== REQUIRED ACTION 1 ==
Answer these questions from the excerpt on DNA packaging and Griffith's experiment, giving each answer a matching letter:
(a) Which basic amino acids are histones rich in?
(b) How many base pairs of DNA helix does a nucleosome contain?
(c) What is the outer capsule of the type III-S strain made of?
== REQUIRED ACTION 2 ==
In the excerpt on DNA packaging and Griffith's experiment, rewrite the paragraph beginning "Griffith performed an experiment" as a short bulleted list that keeps its main facts.
== REQUIRED ACTION 3 ==
Carry on the excerpt on DNA packaging and Griffith's experiment from its final sentence.

== EXCERPT TO READ ==
• • • • • • •
Packaging of DNA helix 

Positively charged basic proteins that surround the DNA are known as histones. Histones are found to be rich in basic amino acids such as lysine and arginine. Histones molecules are organized in a specific manner to form a unit of eight molecules called histone octamer. The DNA is negatively charged in nature and is packaged by wrapping around the positively charged histone octamer. This forms a structure called a nucleosome. A nucleosome was found to be containing 200 base pairs of DNA helix. Nucleosomes form a specific repeating unit of a structure which is called chromatin in the nucleus. Chromatin is known to be a thread-like stained body seen in the nucleus. The nucleosomes in chromatin appear as a ‘beads-on-string’ structure when viewed under an electron microscope (EM). The beads on string structure in chromatin are packaged to form chromatin fibers that are further coiled and condensed at the metaphase stage of cell division to form chromosomes. At the high levels, chromatin packaging requires additional proteins. These proteins are the Non-Histone Chromosomal (NHC) proteins. In a typical nucleus, a loosely packed region of chromatin stains light and is referred to as euchromatin. The dense chromatin stains dark is called Heterochromatin. The euchromatin is said to be transcriptionally active chromatin, whereas heterochromatin is inactive. 


Packaging of DNA Helix

 

Packaging of DNA Helix 


DNA as a Genetic Material 

Griffith performed an experiment which is commonly known as the transforming experiment. He used the two different strains of Pneumococcus. These two different strains were used to infect the mice. The two strains which were used are type III-S (smooth), that contains outer capsule made up of polysaccharide and type II-R (rough) strain do not contain capsule. The capsule protects the bacteria from the host immune system. 


Griffith Experiment


Griffith Experiment


The experiment of Griffith is explained below- 


  • The rough strain of Pneumococcus is injected into the mouse. The mouse is alive. 

  • The smooth strain of Pneumococcus is injected into the mouse. The mouse dies

  • When the heat-killed smooth strain of Pneumococcus is injected into the mouse, the mouse is alive.

  • In the last set of experiments, rough strain, and heat-killed smooth strain are injected into the mouse. The mouse dies. 

  • This proves that there is some transforming substance present in the heat-killed S strain that is converting or transforming the rough strain into a virulent strain that is responsible for the death of the mouse. The substance that was transformed. later found to be DNA.
• • • • • • •
== EXCERPTED DATA ==
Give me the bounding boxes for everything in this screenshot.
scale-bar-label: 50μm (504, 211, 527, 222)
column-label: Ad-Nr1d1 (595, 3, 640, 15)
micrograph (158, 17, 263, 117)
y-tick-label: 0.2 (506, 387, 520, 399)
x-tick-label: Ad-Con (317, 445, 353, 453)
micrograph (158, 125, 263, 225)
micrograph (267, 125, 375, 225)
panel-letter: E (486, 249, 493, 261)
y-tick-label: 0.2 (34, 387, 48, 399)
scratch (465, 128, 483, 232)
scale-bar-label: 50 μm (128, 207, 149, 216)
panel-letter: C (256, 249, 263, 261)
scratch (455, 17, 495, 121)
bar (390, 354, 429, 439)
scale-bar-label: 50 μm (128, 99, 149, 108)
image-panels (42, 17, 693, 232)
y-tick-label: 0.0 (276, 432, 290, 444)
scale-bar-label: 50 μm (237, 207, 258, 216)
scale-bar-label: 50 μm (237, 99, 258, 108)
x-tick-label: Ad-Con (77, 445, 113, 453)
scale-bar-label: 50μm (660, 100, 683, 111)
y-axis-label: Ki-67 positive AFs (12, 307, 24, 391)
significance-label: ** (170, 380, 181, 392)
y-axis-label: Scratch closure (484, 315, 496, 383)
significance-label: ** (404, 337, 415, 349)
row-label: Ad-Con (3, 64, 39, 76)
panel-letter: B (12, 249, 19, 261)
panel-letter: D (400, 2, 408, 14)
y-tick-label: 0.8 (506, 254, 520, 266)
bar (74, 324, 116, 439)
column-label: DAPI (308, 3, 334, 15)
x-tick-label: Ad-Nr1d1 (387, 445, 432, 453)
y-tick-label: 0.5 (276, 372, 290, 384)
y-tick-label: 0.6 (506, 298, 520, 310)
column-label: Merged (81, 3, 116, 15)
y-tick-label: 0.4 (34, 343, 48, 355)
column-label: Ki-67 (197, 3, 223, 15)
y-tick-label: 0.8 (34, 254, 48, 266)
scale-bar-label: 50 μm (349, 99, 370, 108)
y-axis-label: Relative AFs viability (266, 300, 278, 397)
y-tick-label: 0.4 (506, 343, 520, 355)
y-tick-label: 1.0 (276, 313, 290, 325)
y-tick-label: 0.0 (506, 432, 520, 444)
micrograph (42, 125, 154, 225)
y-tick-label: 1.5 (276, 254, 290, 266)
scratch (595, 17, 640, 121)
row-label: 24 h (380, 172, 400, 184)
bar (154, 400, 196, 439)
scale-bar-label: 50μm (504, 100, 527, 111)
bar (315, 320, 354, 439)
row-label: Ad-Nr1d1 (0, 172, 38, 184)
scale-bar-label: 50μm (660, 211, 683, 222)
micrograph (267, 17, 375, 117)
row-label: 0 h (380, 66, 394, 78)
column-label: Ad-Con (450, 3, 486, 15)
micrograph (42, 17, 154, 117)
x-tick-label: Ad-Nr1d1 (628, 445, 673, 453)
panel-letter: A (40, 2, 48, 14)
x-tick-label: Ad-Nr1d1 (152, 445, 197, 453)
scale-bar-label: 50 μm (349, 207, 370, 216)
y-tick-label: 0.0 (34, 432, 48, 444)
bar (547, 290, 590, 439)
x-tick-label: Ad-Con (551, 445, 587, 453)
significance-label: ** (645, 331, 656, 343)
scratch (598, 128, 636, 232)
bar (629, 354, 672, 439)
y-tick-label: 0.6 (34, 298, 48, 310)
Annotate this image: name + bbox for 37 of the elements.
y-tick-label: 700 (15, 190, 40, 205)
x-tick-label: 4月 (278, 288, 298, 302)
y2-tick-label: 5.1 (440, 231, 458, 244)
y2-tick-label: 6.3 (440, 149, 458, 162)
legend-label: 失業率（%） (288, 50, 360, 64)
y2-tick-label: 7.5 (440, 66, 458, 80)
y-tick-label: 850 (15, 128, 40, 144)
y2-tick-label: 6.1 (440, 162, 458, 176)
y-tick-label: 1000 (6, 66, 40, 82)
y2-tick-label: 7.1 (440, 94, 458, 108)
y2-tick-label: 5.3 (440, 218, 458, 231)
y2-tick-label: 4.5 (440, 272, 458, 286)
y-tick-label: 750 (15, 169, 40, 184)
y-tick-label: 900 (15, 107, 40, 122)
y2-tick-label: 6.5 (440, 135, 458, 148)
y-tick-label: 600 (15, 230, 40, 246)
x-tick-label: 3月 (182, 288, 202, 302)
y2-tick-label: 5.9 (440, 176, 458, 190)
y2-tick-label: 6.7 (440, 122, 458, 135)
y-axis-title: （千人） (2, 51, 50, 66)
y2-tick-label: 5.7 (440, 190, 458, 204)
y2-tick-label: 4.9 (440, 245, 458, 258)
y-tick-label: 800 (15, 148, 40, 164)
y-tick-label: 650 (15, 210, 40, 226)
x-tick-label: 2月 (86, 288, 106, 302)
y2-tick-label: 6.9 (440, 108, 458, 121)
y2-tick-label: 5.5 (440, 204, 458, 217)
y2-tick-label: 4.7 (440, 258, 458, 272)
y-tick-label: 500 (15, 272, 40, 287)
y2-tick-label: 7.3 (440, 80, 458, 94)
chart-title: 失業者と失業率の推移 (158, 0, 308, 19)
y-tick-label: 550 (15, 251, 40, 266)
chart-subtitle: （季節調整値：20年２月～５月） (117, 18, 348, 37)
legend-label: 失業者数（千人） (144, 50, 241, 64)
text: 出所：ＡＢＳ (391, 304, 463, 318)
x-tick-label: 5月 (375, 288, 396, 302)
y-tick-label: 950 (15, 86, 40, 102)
• • • • • • •
== WRITTEN RESPONSE 1 ==
(a) Lysine and arginine.
(b) 200 base pairs.
(c) Polysaccharide.

== WRITTEN RESPONSE 2 ==
- Griffith's experiment is known as the transforming experiment.
- He infected mice with two different strains of Pneumococcus.
- Type III-S (smooth) has an outer capsule made of polysaccharide.
- Type II-R (rough) has no capsule.
- The capsule protects the bacteria from the host immune system.

== WRITTEN RESPONSE 3 ==
The Genetic Material is DNA 

Alfred Hershey and Martha Chase in 1952 performed an experiment to prove that DNA is the genetic material. They worked on bacteriophages, which are viruses that infect the bacteria. It was found that when the bacteriophage attaches to the bacteria, its genetic material enters into the bacterial cell. The viral genetic material uses the bacterial cell to synthesize more viral particles. Hershey and Chase grew some viruses on a medium that contained radioactive phosphorus and another medium that contained radioactive sulfur. When phosphorus which was radioactive was present in the medium the viruses contained radioactive DNA but not radioactive protein. This is due to the fact that DNA contains phosphorus, but protein does not. Similarly,  when the growth medium contained radioactive sulfur the viruses contained radioactive protein but not radioactive DNA.  This is because DNA does not contain sulfur.  


Hershey and Chase Experiment


Hershey and Chase Experiment


These bacteria were only found to be radioactive when infected with viruses that contained radioactive DNA. This indicates that DNA was the material that was transferred from the virus to the bacteria. Bacteria which were infected with viruses containing radioactive proteins were not radioactive. This indicates that the proteins did not get into the bacteria from the virus. So DNA is the genetic material that is transferred from viruses to bacteria. This experiment shows that DNA is the genetic material.


The Central Dogma of Molecular Biology 

It is an explanation of how genetic information transfer in a biological system. It tells us how the DNA replicates and then transcribes into messenger RNA (mRNA). This mRNA will now be translated to make proteins.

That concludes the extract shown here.